◆ Listed entries:
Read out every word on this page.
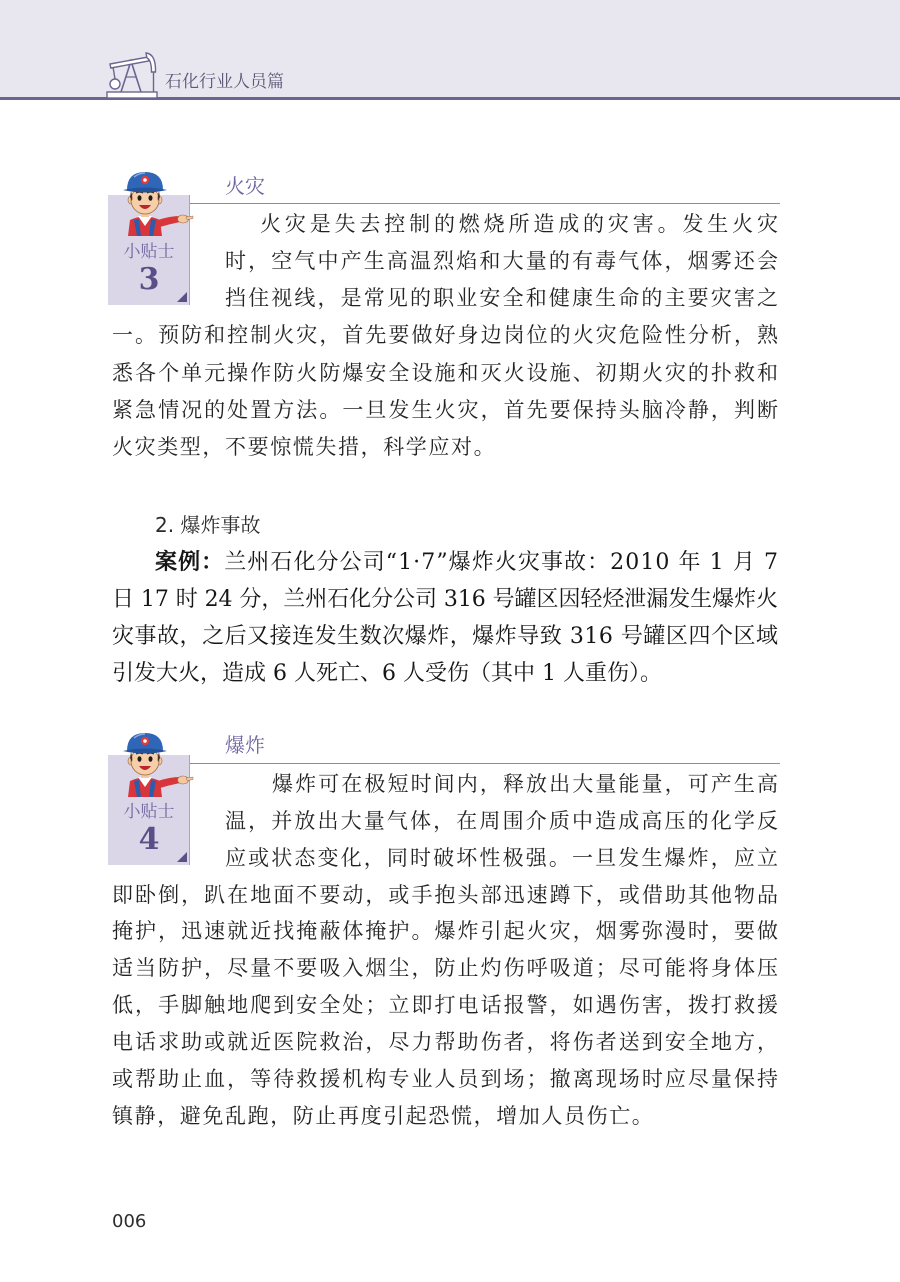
石化行业人员篇
小贴士
3
火灾
火灾是失去控制的燃烧所造成的灾害。发生火灾
时，空气中产生高温烈焰和大量的有毒气体，烟雾还会
挡住视线，是常见的职业安全和健康生命的主要灾害之
一。预防和控制火灾，首先要做好身边岗位的火灾危险性分析，熟
悉各个单元操作防火防爆安全设施和灭火设施、初期火灾的扑救和
紧急情况的处置方法。一旦发生火灾，首先要保持头脑冷静，判断
火灾类型，不要惊慌失措，科学应对。
2. 爆炸事故
案例：兰州石化分公司“1·7”爆炸火灾事故：2010 年 1 月 7
日 17 时 24 分，兰州石化分公司 316 号罐区因轻烃泄漏发生爆炸火
灾事故，之后又接连发生数次爆炸，爆炸导致 316 号罐区四个区域
引发大火，造成 6 人死亡、6 人受伤（其中 1 人重伤）。
小贴士
4
爆炸
爆炸可在极短时间内，释放出大量能量，可产生高
温，并放出大量气体，在周围介质中造成高压的化学反
应或状态变化，同时破坏性极强。一旦发生爆炸，应立
即卧倒，趴在地面不要动，或手抱头部迅速蹲下，或借助其他物品
掩护，迅速就近找掩蔽体掩护。爆炸引起火灾，烟雾弥漫时，要做
适当防护，尽量不要吸入烟尘，防止灼伤呼吸道；尽可能将身体压
低，手脚触地爬到安全处；立即打电话报警，如遇伤害，拨打救援
电话求助或就近医院救治，尽力帮助伤者，将伤者送到安全地方，
或帮助止血，等待救援机构专业人员到场；撤离现场时应尽量保持
镇静，避免乱跑，防止再度引起恐慌，增加人员伤亡。
006
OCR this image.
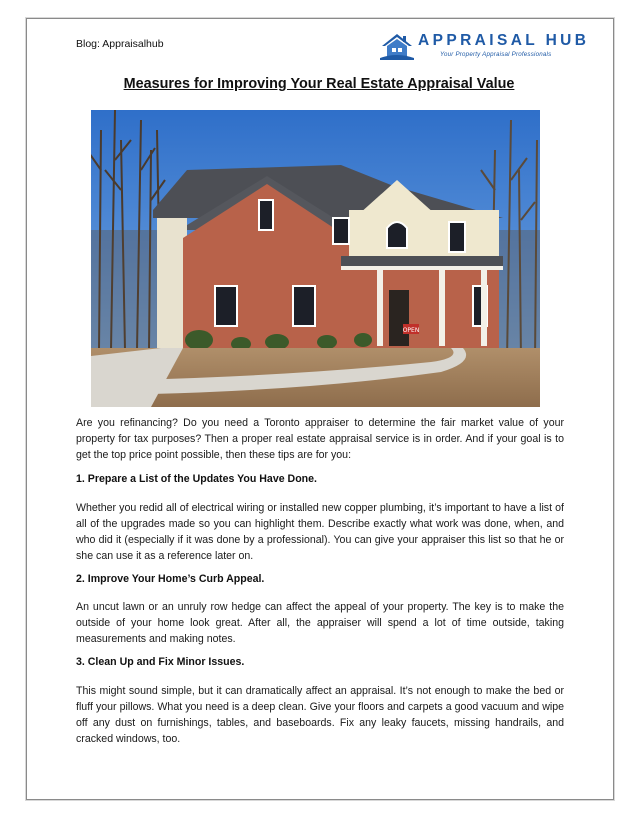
Blog: Appraisalhub	APPRAISAL HUB
Your Property Appraisal Professionals
Measures for Improving Your Real Estate Appraisal Value
OPEN
Are you refinancing? Do you need a Toronto appraiser to determine the fair market value of your property for tax purposes? Then a proper real estate appraisal service is in order. And if your goal is to get the top price point possible, then these tips are for you:
1. Prepare a List of the Updates You Have Done.
Whether you redid all of electrical wiring or installed new copper plumbing, it’s important to have a list of all of the upgrades made so you can highlight them. Describe exactly what work was done, when, and who did it (especially if it was done by a professional). You can give your appraiser this list so that he or she can use it as a reference later on.
2. Improve Your Home’s Curb Appeal.
An uncut lawn or an unruly row hedge can affect the appeal of your property. The key is to make the outside of your home look great. After all, the appraiser will spend a lot of time outside, taking measurements and making notes.
3. Clean Up and Fix Minor Issues.
This might sound simple, but it can dramatically affect an appraisal. It’s not enough to make the bed or fluff your pillows. What you need is a deep clean. Give your floors and carpets a good vacuum and wipe off any dust on furnishings, tables, and baseboards. Fix any leaky faucets, missing handrails, and cracked windows, too.
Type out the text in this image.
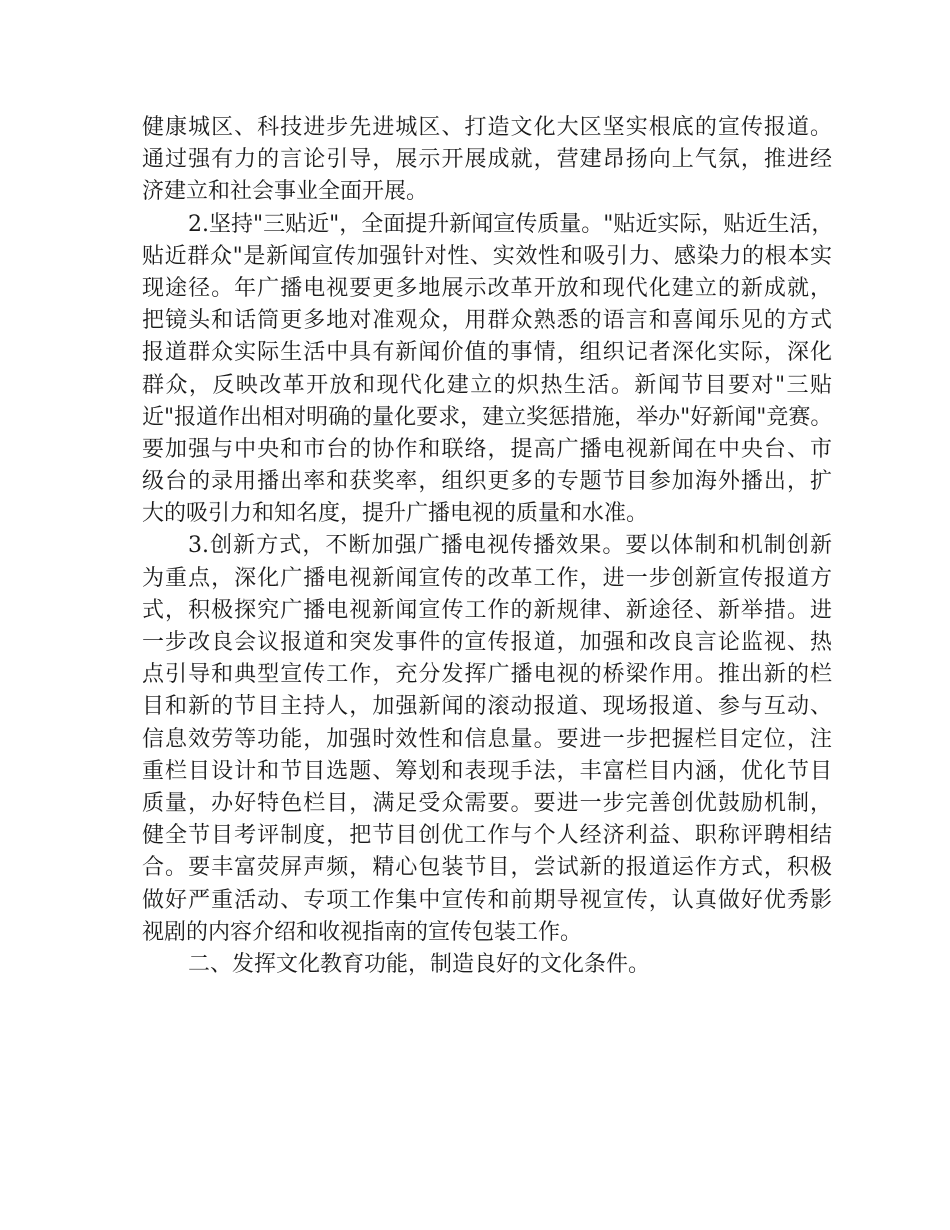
健康城区、科技进步先进城区、打造文化大区坚实根底的宣传报道。
通过强有力的言论引导，展示开展成就，营建昂扬向上气氛，推进经
济建立和社会事业全面开展。
2.坚持"三贴近"，全面提升新闻宣传质量。"贴近实际，贴近生活，
贴近群众"是新闻宣传加强针对性、实效性和吸引力、感染力的根本实
现途径。年广播电视要更多地展示改革开放和现代化建立的新成就，
把镜头和话筒更多地对准观众，用群众熟悉的语言和喜闻乐见的方式
报道群众实际生活中具有新闻价值的事情，组织记者深化实际，深化
群众，反映改革开放和现代化建立的炽热生活。新闻节目要对"三贴
近"报道作出相对明确的量化要求，建立奖惩措施，举办"好新闻"竞赛。
要加强与中央和市台的协作和联络，提高广播电视新闻在中央台、市
级台的录用播出率和获奖率，组织更多的专题节目参加海外播出，扩
大的吸引力和知名度，提升广播电视的质量和水准。
3.创新方式，不断加强广播电视传播效果。要以体制和机制创新
为重点，深化广播电视新闻宣传的改革工作，进一步创新宣传报道方
式，积极探究广播电视新闻宣传工作的新规律、新途径、新举措。进
一步改良会议报道和突发事件的宣传报道，加强和改良言论监视、热
点引导和典型宣传工作，充分发挥广播电视的桥梁作用。推出新的栏
目和新的节目主持人，加强新闻的滚动报道、现场报道、参与互动、
信息效劳等功能，加强时效性和信息量。要进一步把握栏目定位，注
重栏目设计和节目选题、筹划和表现手法，丰富栏目内涵，优化节目
质量，办好特色栏目，满足受众需要。要进一步完善创优鼓励机制，
健全节目考评制度，把节目创优工作与个人经济利益、职称评聘相结
合。要丰富荧屏声频，精心包装节目，尝试新的报道运作方式，积极
做好严重活动、专项工作集中宣传和前期导视宣传，认真做好优秀影
视剧的内容介绍和收视指南的宣传包装工作。
二、发挥文化教育功能，制造良好的文化条件。
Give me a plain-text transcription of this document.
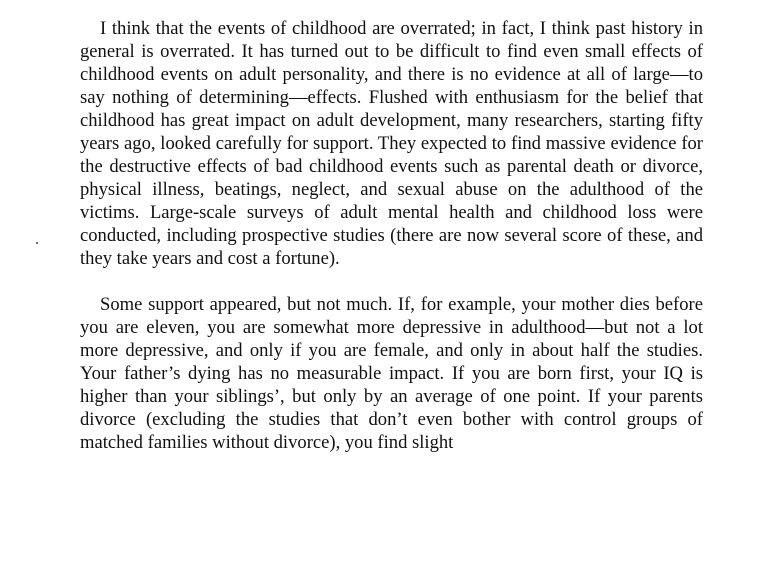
I think that the events of childhood are overrated; in fact, I think past history in general is overrated. It has turned out to be difficult to find even small effects of childhood events on adult personality, and there is no evidence at all of large—to say nothing of determining—effects. Flushed with enthusiasm for the belief that childhood has great impact on adult development, many researchers, starting fifty years ago, looked carefully for support. They expected to find massive evidence for the destructive effects of bad childhood events such as parental death or divorce, physical illness, beatings, neglect, and sexual abuse on the adulthood of the victims. Large-scale surveys of adult mental health and childhood loss were conducted, including prospective studies (there are now several score of these, and they take years and cost a fortune).

Some support appeared, but not much. If, for example, your mother dies before you are eleven, you are somewhat more depressive in adulthood—but not a lot more depressive, and only if you are female, and only in about half the studies. Your father’s dying has no measurable impact. If you are born first, your IQ is higher than your siblings’, but only by an average of one point. If your parents divorce (excluding the studies that don’t even bother with control groups of matched families without divorce), you find slight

◆ What you are asked to do: From the entries above, pull out each line that includes "image".

◆ Problem solution:
OCR this image.
Type out the text in this image.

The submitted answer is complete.